** BEGIN **
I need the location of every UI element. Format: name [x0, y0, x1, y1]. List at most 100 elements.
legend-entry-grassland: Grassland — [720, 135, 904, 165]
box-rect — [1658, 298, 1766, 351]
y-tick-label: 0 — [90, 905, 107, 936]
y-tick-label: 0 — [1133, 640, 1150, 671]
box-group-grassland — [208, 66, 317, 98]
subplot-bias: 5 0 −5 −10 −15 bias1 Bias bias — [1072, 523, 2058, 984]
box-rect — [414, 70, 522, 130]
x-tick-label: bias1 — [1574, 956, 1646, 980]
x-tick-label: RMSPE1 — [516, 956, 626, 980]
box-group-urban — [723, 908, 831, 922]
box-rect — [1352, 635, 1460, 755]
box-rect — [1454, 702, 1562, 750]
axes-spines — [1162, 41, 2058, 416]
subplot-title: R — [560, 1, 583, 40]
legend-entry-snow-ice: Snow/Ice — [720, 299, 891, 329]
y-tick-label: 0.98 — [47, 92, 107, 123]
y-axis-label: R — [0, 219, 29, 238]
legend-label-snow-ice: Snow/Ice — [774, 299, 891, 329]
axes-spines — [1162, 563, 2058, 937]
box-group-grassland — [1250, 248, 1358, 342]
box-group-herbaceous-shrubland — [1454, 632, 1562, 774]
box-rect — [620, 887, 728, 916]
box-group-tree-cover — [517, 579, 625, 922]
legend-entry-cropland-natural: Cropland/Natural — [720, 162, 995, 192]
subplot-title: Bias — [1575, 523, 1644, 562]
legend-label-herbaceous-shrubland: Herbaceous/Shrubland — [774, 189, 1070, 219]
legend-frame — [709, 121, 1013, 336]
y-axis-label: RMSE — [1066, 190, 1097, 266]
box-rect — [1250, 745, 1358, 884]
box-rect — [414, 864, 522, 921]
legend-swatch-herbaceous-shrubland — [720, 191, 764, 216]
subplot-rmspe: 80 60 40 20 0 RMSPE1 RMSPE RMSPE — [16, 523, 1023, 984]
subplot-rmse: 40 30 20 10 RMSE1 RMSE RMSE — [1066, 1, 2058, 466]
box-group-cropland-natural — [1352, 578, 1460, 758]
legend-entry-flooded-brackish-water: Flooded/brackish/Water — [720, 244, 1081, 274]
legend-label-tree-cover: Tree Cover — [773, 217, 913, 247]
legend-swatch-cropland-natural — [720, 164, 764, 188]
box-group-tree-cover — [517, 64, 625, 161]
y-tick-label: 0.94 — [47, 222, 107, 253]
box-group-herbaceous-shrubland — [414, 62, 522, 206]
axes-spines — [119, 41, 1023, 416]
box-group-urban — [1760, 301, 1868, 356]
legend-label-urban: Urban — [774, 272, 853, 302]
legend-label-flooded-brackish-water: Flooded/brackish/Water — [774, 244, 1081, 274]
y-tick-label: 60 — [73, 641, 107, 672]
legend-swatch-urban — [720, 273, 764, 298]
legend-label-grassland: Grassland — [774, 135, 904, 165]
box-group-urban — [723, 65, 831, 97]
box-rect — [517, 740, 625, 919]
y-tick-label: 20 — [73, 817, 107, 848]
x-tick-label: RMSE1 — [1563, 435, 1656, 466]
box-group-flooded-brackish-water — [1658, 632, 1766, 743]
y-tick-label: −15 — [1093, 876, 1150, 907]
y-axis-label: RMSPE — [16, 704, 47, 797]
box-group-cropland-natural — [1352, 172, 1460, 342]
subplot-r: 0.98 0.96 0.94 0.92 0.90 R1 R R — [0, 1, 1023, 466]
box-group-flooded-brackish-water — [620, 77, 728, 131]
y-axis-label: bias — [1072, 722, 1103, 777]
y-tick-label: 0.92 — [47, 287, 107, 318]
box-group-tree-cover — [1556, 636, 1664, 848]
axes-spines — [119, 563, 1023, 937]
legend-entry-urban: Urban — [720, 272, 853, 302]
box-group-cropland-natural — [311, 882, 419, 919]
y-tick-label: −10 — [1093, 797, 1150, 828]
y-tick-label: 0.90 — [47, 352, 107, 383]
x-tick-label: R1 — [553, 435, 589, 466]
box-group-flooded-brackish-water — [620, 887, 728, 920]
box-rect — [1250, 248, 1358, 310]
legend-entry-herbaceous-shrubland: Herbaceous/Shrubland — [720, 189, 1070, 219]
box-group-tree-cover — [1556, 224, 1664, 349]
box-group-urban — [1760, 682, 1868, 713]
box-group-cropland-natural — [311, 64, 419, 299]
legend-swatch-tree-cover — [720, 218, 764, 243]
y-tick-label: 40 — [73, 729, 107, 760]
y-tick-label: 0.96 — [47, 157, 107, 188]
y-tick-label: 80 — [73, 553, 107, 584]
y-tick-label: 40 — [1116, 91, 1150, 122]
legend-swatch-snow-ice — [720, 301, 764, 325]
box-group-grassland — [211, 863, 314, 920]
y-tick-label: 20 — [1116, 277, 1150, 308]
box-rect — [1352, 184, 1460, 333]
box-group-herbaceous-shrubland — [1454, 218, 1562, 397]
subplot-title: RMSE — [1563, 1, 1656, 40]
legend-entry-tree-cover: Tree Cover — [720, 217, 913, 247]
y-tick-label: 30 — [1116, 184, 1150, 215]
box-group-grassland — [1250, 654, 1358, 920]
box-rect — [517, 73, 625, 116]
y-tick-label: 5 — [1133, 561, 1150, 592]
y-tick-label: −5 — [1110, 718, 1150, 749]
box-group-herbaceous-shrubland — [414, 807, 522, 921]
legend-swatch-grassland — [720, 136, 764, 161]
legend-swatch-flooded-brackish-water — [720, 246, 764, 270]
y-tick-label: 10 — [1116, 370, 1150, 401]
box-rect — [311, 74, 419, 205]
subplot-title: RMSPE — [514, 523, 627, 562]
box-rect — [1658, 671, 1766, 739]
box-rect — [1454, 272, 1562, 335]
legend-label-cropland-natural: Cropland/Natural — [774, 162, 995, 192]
** END **
Your objective — Update the records above so that "Snow/Ice" reads "Snow and Ice" everywhere, and leave everything else unchanged.

Written answer —
I need the location of every UI element. Format: name [x0, y0, x1, y1]. List at most 100 elements.
legend-entry-grassland: Grassland — [720, 135, 904, 165]
box-rect — [1658, 298, 1766, 351]
y-tick-label: 0 — [90, 905, 107, 936]
y-tick-label: 0 — [1133, 640, 1150, 671]
box-group-grassland — [208, 66, 317, 98]
subplot-bias: 5 0 −5 −10 −15 bias1 Bias bias — [1072, 523, 2058, 984]
box-rect — [414, 70, 522, 130]
x-tick-label: bias1 — [1574, 956, 1646, 980]
x-tick-label: RMSPE1 — [516, 956, 626, 980]
box-group-urban — [723, 908, 831, 922]
box-rect — [1352, 635, 1460, 755]
box-rect — [1454, 702, 1562, 750]
axes-spines — [1162, 41, 2058, 416]
subplot-title: R — [560, 1, 583, 40]
legend-entry-snow-ice: Snow and Ice — [720, 299, 891, 329]
y-tick-label: 0.98 — [47, 92, 107, 123]
y-axis-label: R — [0, 219, 29, 238]
legend-label-snow-ice: Snow and Ice — [774, 299, 891, 329]
axes-spines — [1162, 563, 2058, 937]
box-group-grassland — [1250, 248, 1358, 342]
box-group-herbaceous-shrubland — [1454, 632, 1562, 774]
box-rect — [620, 887, 728, 916]
box-group-tree-cover — [517, 579, 625, 922]
legend-entry-cropland-natural: Cropland/Natural — [720, 162, 995, 192]
subplot-title: Bias — [1575, 523, 1644, 562]
legend-label-herbaceous-shrubland: Herbaceous/Shrubland — [774, 189, 1070, 219]
legend-frame — [709, 121, 1013, 336]
y-axis-label: RMSE — [1066, 190, 1097, 266]
box-rect — [1250, 745, 1358, 884]
box-rect — [414, 864, 522, 921]
legend-swatch-herbaceous-shrubland — [720, 191, 764, 216]
subplot-rmspe: 80 60 40 20 0 RMSPE1 RMSPE RMSPE — [16, 523, 1023, 984]
subplot-rmse: 40 30 20 10 RMSE1 RMSE RMSE — [1066, 1, 2058, 466]
box-group-cropland-natural — [1352, 578, 1460, 758]
legend-entry-flooded-brackish-water: Flooded/brackish/Water — [720, 244, 1081, 274]
legend-label-tree-cover: Tree Cover — [773, 217, 913, 247]
legend-swatch-cropland-natural — [720, 164, 764, 188]
box-group-tree-cover — [517, 64, 625, 161]
y-tick-label: 0.94 — [47, 222, 107, 253]
box-group-herbaceous-shrubland — [414, 62, 522, 206]
axes-spines — [119, 41, 1023, 416]
box-group-urban — [1760, 301, 1868, 356]
legend-label-urban: Urban — [774, 272, 853, 302]
legend-label-flooded-brackish-water: Flooded/brackish/Water — [774, 244, 1081, 274]
y-tick-label: 60 — [73, 641, 107, 672]
legend-swatch-urban — [720, 273, 764, 298]
legend-label-grassland: Grassland — [774, 135, 904, 165]
box-group-urban — [723, 65, 831, 97]
box-rect — [517, 740, 625, 919]
y-tick-label: 20 — [73, 817, 107, 848]
x-tick-label: RMSE1 — [1563, 435, 1656, 466]
box-group-flooded-brackish-water — [1658, 632, 1766, 743]
y-tick-label: −15 — [1093, 876, 1150, 907]
y-axis-label: RMSPE — [16, 704, 47, 797]
box-group-cropland-natural — [1352, 172, 1460, 342]
subplot-r: 0.98 0.96 0.94 0.92 0.90 R1 R R — [0, 1, 1023, 466]
box-group-flooded-brackish-water — [620, 77, 728, 131]
y-axis-label: bias — [1072, 722, 1103, 777]
y-tick-label: 0.92 — [47, 287, 107, 318]
box-group-tree-cover — [1556, 636, 1664, 848]
axes-spines — [119, 563, 1023, 937]
legend-entry-urban: Urban — [720, 272, 853, 302]
box-group-cropland-natural — [311, 882, 419, 919]
y-tick-label: −10 — [1093, 797, 1150, 828]
y-tick-label: 0.90 — [47, 352, 107, 383]
x-tick-label: R1 — [553, 435, 589, 466]
box-group-flooded-brackish-water — [620, 887, 728, 920]
box-rect — [1250, 248, 1358, 310]
legend-entry-herbaceous-shrubland: Herbaceous/Shrubland — [720, 189, 1070, 219]
box-group-tree-cover — [1556, 224, 1664, 349]
box-group-urban — [1760, 682, 1868, 713]
box-group-cropland-natural — [311, 64, 419, 299]
legend-swatch-tree-cover — [720, 218, 764, 243]
y-tick-label: 40 — [73, 729, 107, 760]
y-tick-label: 0.96 — [47, 157, 107, 188]
y-tick-label: 80 — [73, 553, 107, 584]
y-tick-label: 40 — [1116, 91, 1150, 122]
legend-swatch-snow-ice — [720, 301, 764, 325]
box-group-grassland — [211, 863, 314, 920]
y-tick-label: 20 — [1116, 277, 1150, 308]
box-rect — [1352, 184, 1460, 333]
box-group-herbaceous-shrubland — [1454, 218, 1562, 397]
subplot-title: RMSE — [1563, 1, 1656, 40]
legend-entry-tree-cover: Tree Cover — [720, 217, 913, 247]
y-tick-label: 30 — [1116, 184, 1150, 215]
box-group-grassland — [1250, 654, 1358, 920]
box-rect — [517, 73, 625, 116]
y-tick-label: 5 — [1133, 561, 1150, 592]
y-tick-label: −5 — [1110, 718, 1150, 749]
box-group-herbaceous-shrubland — [414, 807, 522, 921]
legend-swatch-grassland — [720, 136, 764, 161]
legend-swatch-flooded-brackish-water — [720, 246, 764, 270]
y-tick-label: 10 — [1116, 370, 1150, 401]
box-rect — [311, 74, 419, 205]
subplot-title: RMSPE — [514, 523, 627, 562]
box-rect — [1658, 671, 1766, 739]
box-rect — [1454, 272, 1562, 335]
legend-label-cropland-natural: Cropland/Natural — [774, 162, 995, 192]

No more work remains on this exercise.